◆ Data for processing ◆
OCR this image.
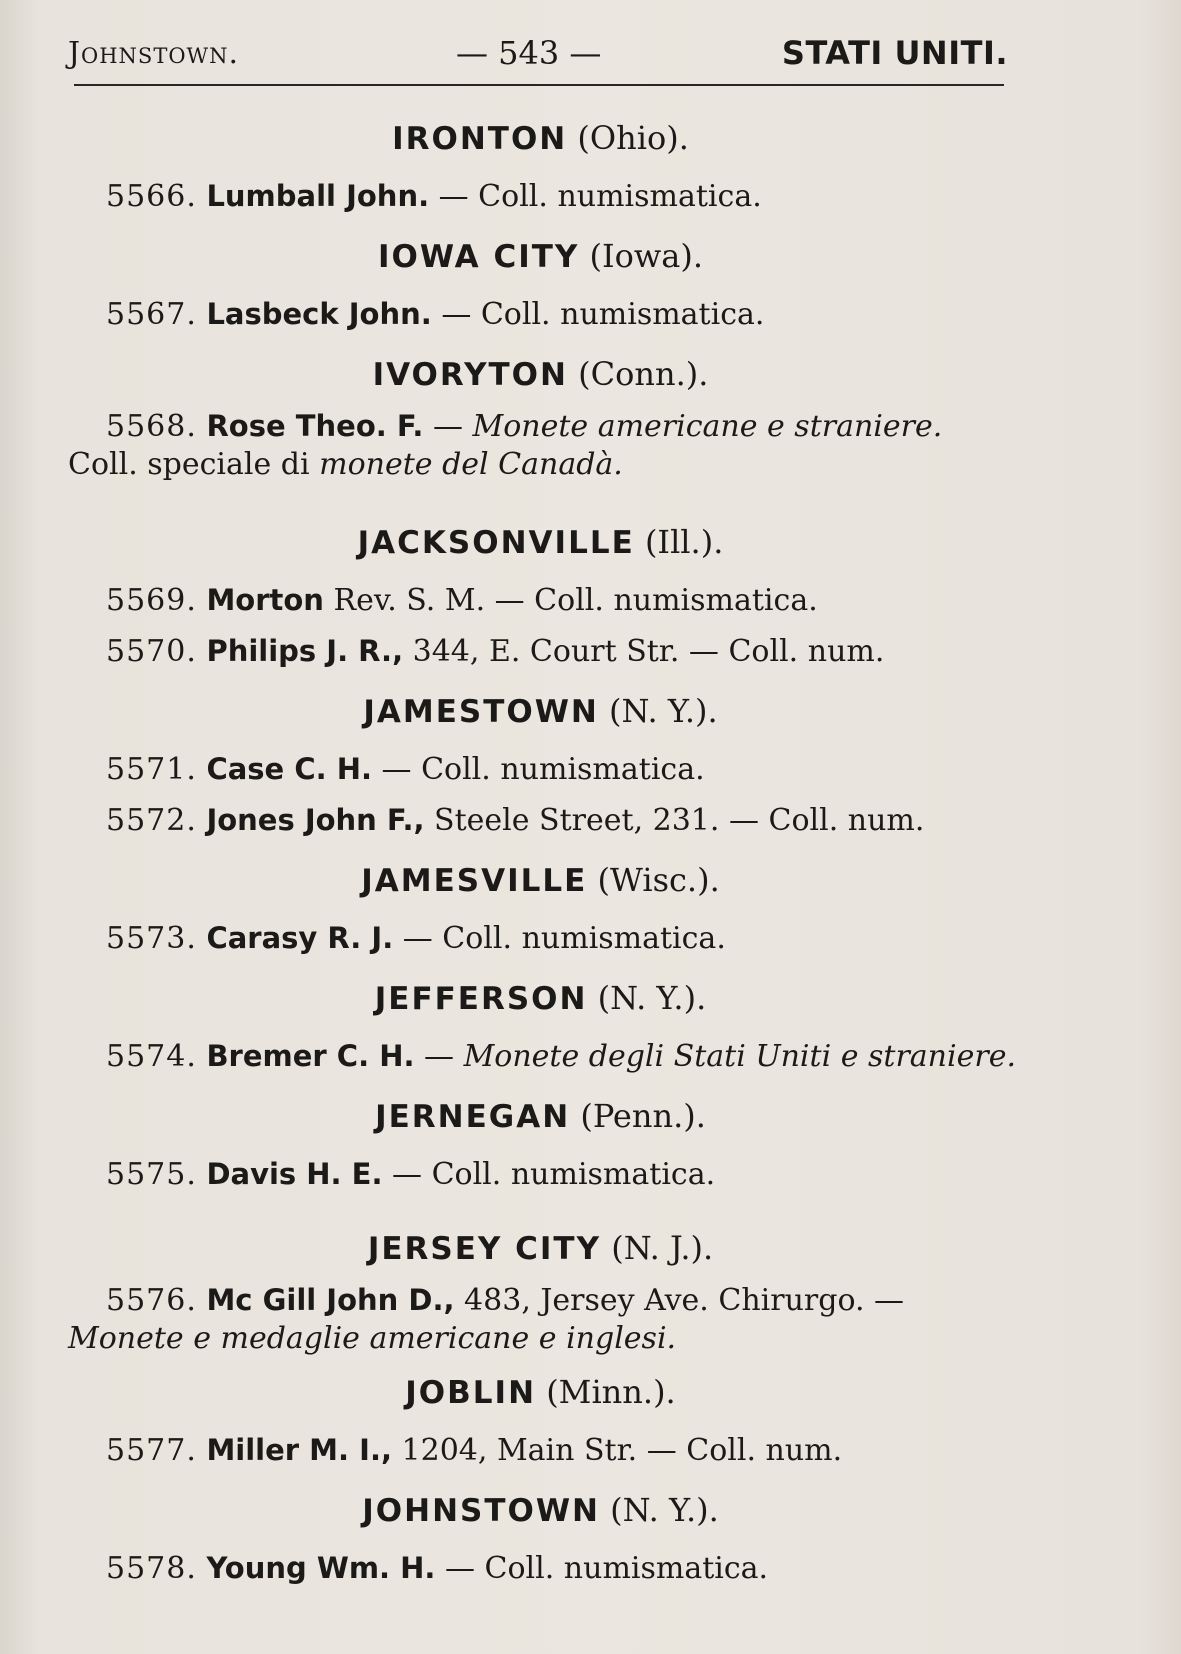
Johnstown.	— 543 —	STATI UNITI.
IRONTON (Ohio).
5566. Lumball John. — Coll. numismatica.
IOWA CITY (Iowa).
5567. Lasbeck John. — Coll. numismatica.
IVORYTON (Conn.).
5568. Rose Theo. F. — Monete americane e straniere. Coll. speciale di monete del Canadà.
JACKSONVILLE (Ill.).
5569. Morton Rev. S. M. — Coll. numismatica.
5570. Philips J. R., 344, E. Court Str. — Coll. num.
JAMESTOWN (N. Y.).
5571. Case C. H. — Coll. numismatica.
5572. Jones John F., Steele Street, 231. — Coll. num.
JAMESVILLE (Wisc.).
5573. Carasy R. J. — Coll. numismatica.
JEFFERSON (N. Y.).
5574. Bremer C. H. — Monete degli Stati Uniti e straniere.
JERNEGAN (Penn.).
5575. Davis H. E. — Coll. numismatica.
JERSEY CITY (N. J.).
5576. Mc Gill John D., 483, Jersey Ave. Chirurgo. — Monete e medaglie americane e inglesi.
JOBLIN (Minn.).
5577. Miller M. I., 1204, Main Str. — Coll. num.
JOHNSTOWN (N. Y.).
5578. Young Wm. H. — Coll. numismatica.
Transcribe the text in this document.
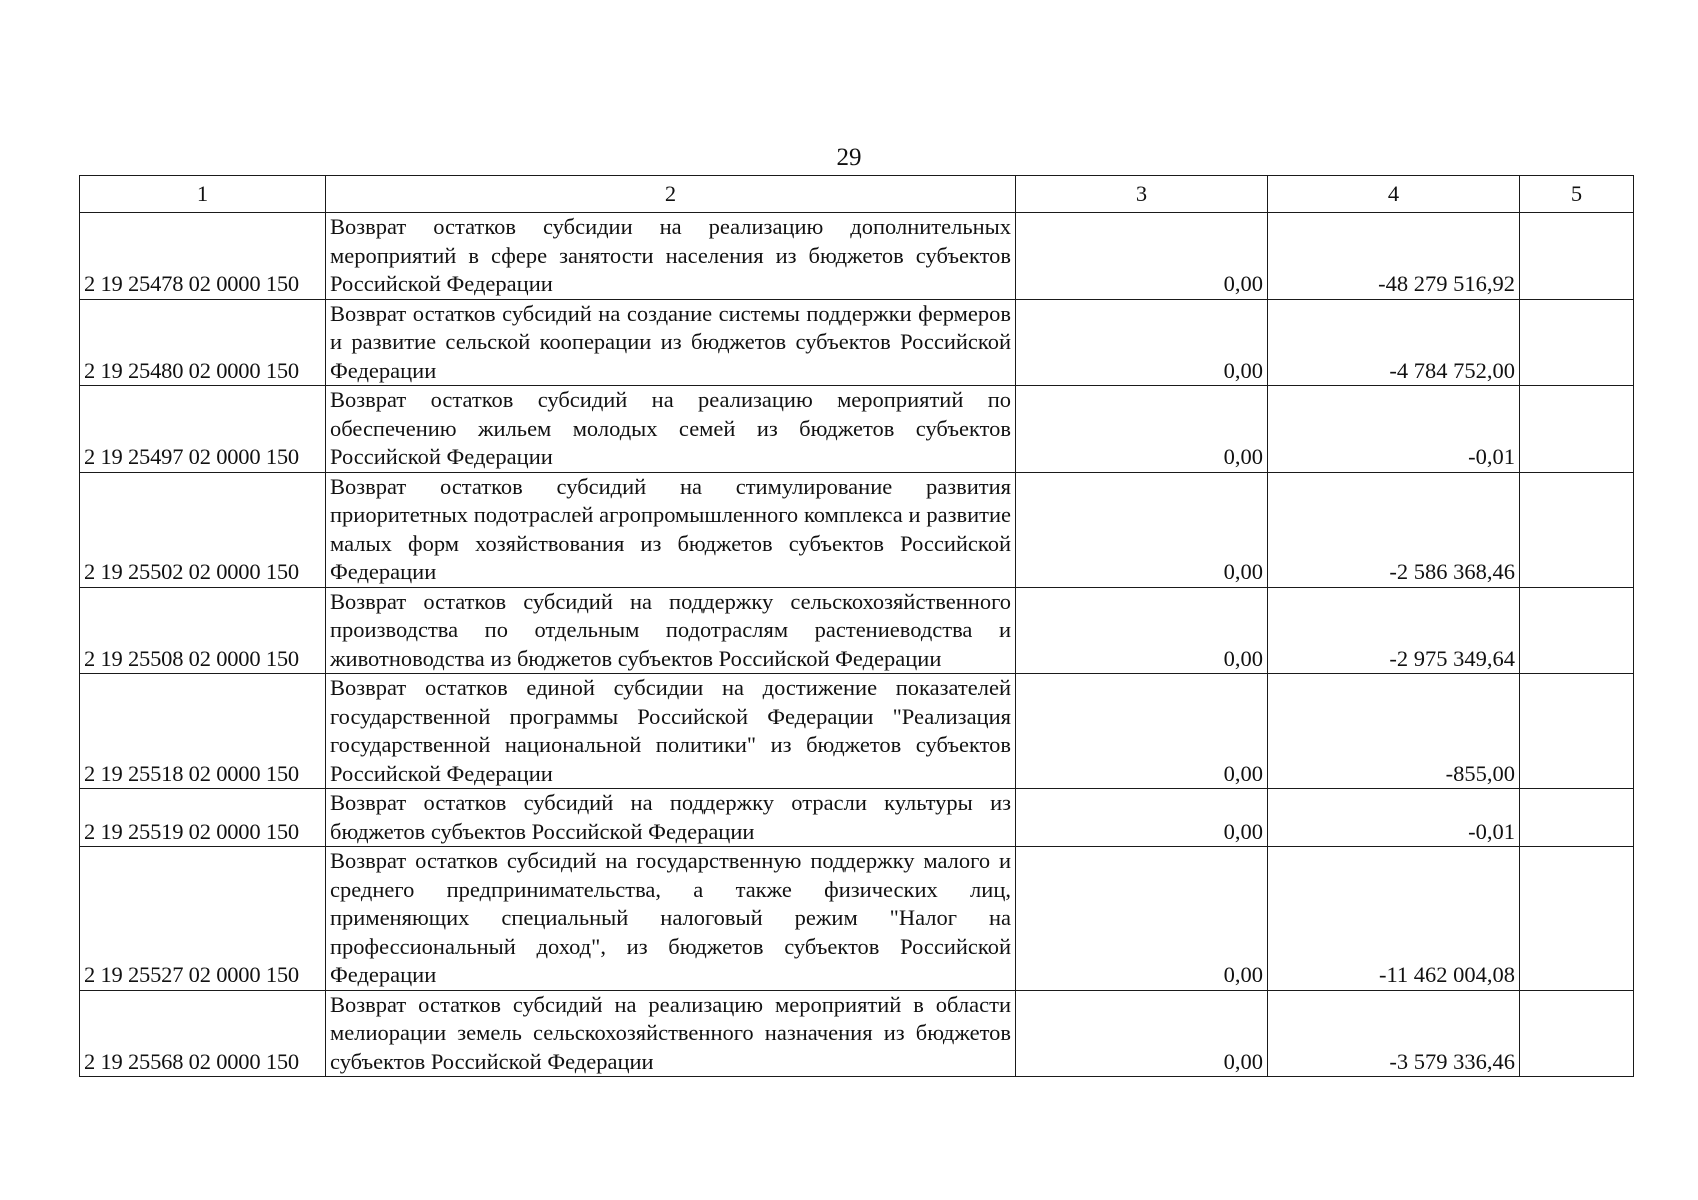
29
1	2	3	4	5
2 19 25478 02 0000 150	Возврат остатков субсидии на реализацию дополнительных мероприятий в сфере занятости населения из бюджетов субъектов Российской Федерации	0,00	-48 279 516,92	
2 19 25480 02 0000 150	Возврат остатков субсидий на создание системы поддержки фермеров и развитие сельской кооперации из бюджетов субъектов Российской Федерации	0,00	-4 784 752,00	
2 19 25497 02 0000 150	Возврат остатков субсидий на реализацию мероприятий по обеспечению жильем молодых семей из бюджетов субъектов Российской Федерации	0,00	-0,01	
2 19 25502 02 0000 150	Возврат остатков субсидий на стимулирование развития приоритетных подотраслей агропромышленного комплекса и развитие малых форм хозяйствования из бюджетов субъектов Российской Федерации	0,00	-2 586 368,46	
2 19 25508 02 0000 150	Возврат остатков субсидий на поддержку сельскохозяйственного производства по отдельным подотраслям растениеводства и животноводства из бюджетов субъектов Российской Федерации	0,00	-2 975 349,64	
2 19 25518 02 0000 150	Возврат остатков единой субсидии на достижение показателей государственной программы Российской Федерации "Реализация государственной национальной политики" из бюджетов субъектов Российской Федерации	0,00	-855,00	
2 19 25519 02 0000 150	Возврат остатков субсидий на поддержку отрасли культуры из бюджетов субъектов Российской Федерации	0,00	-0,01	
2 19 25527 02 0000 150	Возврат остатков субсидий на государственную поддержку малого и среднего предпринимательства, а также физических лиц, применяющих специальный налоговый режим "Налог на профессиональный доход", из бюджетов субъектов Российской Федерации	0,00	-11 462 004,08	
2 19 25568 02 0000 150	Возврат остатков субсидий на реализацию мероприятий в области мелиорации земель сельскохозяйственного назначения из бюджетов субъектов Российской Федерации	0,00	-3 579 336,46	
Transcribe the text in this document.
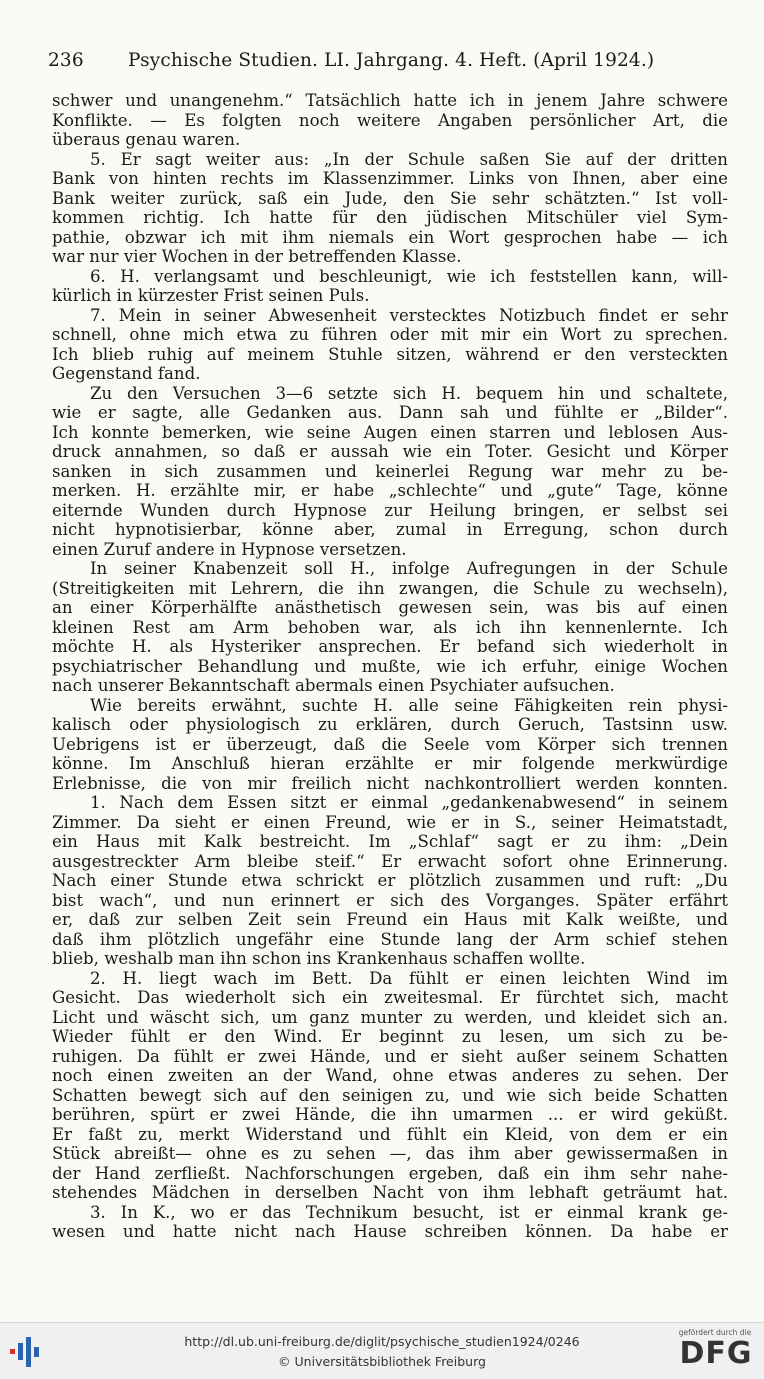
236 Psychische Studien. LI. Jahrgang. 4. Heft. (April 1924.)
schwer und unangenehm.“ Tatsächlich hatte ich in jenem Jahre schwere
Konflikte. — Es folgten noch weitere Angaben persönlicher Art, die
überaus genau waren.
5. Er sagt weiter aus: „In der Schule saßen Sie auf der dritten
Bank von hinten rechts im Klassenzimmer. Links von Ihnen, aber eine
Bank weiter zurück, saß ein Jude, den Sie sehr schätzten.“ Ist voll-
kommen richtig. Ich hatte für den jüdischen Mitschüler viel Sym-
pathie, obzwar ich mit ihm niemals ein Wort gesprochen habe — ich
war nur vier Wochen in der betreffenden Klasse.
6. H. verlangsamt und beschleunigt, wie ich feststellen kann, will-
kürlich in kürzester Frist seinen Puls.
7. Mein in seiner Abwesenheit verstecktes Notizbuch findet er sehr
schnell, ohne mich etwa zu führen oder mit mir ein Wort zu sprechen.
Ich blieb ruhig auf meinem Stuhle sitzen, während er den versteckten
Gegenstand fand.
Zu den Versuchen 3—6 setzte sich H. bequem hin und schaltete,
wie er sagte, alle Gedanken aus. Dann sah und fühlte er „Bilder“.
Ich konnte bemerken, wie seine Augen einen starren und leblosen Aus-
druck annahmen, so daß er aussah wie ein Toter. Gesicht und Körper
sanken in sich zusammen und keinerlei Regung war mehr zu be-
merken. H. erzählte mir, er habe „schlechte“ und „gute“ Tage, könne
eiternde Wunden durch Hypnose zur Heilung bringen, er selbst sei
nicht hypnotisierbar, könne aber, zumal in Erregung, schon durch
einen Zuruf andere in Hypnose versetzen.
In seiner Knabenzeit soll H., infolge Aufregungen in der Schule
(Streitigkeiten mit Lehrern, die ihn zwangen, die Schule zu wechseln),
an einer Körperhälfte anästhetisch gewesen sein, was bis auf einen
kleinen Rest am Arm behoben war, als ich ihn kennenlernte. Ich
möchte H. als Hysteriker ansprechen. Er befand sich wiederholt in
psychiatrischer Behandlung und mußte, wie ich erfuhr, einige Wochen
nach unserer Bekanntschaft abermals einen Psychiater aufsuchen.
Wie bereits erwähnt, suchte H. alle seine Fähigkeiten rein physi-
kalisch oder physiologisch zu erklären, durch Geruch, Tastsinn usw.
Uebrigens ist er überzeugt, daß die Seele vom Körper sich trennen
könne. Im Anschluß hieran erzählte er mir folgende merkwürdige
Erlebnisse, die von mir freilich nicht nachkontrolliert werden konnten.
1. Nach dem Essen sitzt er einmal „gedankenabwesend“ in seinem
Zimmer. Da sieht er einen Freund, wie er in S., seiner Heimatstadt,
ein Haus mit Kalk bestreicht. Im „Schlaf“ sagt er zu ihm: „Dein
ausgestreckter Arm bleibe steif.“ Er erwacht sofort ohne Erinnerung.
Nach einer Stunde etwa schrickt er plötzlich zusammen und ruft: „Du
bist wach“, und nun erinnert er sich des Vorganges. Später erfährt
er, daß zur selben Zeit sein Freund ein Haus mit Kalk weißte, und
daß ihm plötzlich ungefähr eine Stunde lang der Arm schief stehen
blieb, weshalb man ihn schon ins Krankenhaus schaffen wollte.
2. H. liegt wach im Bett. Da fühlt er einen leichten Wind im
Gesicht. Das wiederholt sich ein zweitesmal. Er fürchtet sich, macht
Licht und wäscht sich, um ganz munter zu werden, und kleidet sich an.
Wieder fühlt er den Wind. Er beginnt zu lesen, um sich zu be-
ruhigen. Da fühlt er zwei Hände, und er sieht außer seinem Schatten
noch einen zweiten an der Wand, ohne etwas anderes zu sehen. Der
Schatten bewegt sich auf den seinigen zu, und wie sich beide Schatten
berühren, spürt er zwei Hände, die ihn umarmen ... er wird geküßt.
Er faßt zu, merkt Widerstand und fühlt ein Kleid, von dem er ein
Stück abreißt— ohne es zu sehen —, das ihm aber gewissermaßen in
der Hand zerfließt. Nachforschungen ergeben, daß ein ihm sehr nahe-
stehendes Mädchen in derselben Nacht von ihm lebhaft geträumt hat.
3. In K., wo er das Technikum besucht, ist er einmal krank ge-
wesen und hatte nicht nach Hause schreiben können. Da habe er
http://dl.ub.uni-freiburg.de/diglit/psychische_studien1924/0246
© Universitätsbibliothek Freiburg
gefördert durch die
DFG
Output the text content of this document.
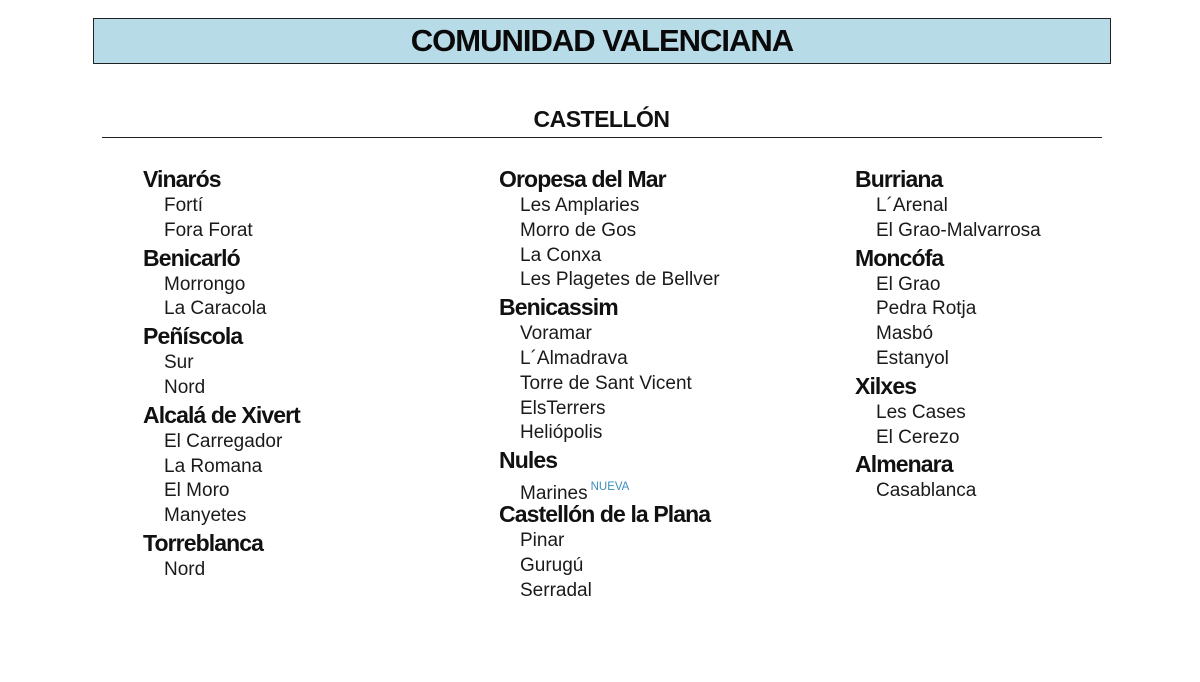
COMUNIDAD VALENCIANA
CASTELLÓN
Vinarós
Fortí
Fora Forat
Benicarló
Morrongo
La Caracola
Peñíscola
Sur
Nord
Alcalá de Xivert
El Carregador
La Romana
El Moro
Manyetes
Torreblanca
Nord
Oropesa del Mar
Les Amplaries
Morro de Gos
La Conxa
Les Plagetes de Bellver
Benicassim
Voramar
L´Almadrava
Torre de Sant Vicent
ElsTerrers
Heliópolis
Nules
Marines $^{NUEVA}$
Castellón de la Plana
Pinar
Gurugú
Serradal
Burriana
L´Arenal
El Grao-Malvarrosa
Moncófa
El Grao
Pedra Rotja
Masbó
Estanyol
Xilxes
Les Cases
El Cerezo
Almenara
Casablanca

◆ What you will do ◆
Every line from the one containing "Output the text content of this document." through the last line of the data is to be retyped exactly, with nothing added and no pictures included.

◆ Complete answer ◆
Output the text content of this document.
COMUNIDAD VALENCIANA
CASTELLÓN
Vinarós
Fortí
Fora Forat
Benicarló
Morrongo
La Caracola
Peñíscola
Sur
Nord
Alcalá de Xivert
El Carregador
La Romana
El Moro
Manyetes
Torreblanca
Nord
Oropesa del Mar
Les Amplaries
Morro de Gos
La Conxa
Les Plagetes de Bellver
Benicassim
Voramar
L´Almadrava
Torre de Sant Vicent
ElsTerrers
Heliópolis
Nules
Marines $^{NUEVA}$
Castellón de la Plana
Pinar
Gurugú
Serradal
Burriana
L´Arenal
El Grao-Malvarrosa
Moncófa
El Grao
Pedra Rotja
Masbó
Estanyol
Xilxes
Les Cases
El Cerezo
Almenara
Casablanca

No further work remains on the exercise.